[Records]
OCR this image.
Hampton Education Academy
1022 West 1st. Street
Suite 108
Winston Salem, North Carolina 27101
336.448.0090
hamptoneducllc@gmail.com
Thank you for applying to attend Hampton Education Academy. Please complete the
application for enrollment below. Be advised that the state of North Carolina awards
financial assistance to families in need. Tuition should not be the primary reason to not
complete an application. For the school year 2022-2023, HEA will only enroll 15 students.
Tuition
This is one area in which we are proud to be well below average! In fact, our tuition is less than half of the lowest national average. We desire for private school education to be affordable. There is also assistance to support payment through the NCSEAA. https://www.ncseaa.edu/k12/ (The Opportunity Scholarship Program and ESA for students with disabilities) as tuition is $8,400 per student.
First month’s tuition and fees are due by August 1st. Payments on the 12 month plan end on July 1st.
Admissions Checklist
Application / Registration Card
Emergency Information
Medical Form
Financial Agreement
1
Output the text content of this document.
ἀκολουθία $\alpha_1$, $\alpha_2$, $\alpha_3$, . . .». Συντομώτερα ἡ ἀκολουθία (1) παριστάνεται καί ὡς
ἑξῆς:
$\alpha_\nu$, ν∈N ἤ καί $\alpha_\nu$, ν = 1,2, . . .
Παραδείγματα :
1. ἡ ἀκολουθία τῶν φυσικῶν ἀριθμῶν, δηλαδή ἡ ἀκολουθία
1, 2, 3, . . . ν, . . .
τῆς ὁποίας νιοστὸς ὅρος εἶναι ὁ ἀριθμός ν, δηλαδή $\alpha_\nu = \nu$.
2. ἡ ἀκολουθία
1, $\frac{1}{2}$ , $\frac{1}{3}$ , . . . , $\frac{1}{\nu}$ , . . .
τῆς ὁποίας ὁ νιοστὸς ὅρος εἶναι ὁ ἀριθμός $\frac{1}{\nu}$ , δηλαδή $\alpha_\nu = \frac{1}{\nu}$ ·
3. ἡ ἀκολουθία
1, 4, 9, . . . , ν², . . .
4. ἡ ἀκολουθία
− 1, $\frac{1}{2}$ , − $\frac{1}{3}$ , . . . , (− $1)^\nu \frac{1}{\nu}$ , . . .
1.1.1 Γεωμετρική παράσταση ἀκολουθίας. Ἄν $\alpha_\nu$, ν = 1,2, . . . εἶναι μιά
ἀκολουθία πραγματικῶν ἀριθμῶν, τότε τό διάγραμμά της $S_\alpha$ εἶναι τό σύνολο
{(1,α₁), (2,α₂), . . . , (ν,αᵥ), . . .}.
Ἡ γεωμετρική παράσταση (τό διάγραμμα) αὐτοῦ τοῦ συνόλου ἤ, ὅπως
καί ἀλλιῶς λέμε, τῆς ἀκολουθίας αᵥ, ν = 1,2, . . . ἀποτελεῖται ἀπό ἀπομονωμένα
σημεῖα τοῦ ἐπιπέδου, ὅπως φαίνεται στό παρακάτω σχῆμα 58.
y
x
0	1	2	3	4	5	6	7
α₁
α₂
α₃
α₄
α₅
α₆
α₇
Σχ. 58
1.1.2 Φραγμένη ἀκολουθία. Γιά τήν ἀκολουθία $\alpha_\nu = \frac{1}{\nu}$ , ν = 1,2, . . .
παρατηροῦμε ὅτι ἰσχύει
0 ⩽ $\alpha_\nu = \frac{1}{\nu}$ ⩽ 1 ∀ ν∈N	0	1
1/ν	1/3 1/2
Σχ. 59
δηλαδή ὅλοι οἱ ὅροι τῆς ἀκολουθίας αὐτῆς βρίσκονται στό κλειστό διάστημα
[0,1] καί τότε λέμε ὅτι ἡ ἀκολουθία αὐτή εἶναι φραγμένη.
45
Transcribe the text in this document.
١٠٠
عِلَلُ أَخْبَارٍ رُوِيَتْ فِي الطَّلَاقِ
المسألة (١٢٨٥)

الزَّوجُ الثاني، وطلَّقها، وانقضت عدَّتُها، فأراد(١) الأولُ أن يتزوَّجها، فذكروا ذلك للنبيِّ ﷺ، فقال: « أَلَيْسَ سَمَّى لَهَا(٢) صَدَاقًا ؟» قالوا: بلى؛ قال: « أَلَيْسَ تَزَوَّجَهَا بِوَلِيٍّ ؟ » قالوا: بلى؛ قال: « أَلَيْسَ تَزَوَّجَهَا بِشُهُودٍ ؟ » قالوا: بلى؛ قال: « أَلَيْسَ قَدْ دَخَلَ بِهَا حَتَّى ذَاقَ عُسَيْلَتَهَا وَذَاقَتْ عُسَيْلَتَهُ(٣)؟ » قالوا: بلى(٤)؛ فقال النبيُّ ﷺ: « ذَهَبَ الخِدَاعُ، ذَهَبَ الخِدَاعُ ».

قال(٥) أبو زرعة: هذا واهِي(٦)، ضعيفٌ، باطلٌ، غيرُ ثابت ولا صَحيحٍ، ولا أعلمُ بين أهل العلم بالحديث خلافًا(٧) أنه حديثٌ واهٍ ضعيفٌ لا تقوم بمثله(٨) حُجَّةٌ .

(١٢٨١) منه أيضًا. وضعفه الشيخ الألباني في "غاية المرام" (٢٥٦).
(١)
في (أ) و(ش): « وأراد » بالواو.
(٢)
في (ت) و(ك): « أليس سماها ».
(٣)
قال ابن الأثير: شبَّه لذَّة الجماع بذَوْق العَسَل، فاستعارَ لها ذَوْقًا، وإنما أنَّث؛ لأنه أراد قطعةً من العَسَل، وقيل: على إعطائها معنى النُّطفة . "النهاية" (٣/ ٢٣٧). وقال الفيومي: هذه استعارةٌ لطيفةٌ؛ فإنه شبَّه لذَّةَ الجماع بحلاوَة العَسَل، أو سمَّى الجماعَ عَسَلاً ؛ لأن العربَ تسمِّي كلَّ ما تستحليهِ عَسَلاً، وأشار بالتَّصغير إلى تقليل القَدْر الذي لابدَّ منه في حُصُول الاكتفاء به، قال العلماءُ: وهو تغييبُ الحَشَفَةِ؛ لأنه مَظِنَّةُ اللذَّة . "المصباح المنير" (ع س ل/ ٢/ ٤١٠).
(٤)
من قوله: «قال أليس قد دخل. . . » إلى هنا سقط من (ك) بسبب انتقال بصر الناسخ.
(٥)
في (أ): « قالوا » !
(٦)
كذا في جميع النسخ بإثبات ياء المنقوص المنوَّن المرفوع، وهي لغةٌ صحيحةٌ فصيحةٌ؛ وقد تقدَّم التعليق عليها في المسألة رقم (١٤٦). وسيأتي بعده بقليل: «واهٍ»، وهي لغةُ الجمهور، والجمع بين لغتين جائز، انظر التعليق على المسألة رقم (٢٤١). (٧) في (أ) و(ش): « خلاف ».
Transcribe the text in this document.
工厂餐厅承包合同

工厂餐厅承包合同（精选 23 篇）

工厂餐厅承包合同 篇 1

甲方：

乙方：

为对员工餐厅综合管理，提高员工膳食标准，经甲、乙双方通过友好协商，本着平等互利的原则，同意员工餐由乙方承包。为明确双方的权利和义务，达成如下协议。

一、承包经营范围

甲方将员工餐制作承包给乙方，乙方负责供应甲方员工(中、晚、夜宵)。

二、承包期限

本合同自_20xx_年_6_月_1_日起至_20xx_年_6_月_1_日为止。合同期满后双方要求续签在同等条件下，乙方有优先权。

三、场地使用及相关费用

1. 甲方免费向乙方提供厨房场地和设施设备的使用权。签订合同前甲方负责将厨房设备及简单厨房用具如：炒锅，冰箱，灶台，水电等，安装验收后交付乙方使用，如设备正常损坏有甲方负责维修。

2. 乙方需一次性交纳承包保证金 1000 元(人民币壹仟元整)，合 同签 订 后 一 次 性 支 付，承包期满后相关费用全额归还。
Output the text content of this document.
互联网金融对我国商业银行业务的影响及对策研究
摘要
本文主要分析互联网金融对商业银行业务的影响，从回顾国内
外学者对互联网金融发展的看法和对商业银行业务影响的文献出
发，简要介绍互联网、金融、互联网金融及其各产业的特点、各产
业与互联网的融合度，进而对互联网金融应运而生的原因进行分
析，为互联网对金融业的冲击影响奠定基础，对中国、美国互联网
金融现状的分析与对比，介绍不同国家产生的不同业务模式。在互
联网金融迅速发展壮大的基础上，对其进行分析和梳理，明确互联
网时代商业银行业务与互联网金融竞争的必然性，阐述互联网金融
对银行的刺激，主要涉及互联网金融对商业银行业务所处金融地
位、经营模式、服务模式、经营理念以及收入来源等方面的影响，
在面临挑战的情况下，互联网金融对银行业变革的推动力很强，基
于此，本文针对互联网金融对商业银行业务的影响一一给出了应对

- **Directive**:
Pull out every line of the records above that contains the word "خلاف".

- **Result of the exercise**:
قال(٥) أبو زرعة: هذا واهِي(٦)، ضعيفٌ، باطلٌ، غيرُ ثابت ولا صَحيحٍ، ولا أعلمُ بين أهل العلم بالحديث خلافًا(٧) أنه حديثٌ واهٍ ضعيفٌ لا تقوم بمثله(٨) حُجَّةٌ .
كذا في جميع النسخ بإثبات ياء المنقوص المنوَّن المرفوع، وهي لغةٌ صحيحةٌ فصيحةٌ؛ وقد تقدَّم التعليق عليها في المسألة رقم (١٤٦). وسيأتي بعده بقليل: «واهٍ»، وهي لغةُ الجمهور، والجمع بين لغتين جائز، انظر التعليق على المسألة رقم (٢٤١). (٧) في (أ) و(ش): « خلاف ».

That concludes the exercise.